— start of Task input —

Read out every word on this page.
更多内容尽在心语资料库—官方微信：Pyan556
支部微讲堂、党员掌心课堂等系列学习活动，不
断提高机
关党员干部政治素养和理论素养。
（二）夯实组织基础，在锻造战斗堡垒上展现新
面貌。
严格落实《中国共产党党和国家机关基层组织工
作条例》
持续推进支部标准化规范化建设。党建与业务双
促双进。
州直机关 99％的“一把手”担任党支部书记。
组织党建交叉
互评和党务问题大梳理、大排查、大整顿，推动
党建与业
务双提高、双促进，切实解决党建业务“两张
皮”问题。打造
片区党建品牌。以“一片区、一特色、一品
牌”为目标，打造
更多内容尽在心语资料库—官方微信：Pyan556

— end of Task input —

(Aim): Make an exact copy of every entry.

(Task response):
Read out every word on this page.
更多内容尽在心语资料库—官方微信：Pyan556
支部微讲堂、党员掌心课堂等系列学习活动，不
断提高机
关党员干部政治素养和理论素养。
（二）夯实组织基础，在锻造战斗堡垒上展现新
面貌。
严格落实《中国共产党党和国家机关基层组织工
作条例》
持续推进支部标准化规范化建设。党建与业务双
促双进。
州直机关 99％的“一把手”担任党支部书记。
组织党建交叉
互评和党务问题大梳理、大排查、大整顿，推动
党建与业
务双提高、双促进，切实解决党建业务“两张
皮”问题。打造
片区党建品牌。以“一片区、一特色、一品
牌”为目标，打造
更多内容尽在心语资料库—官方微信：Pyan556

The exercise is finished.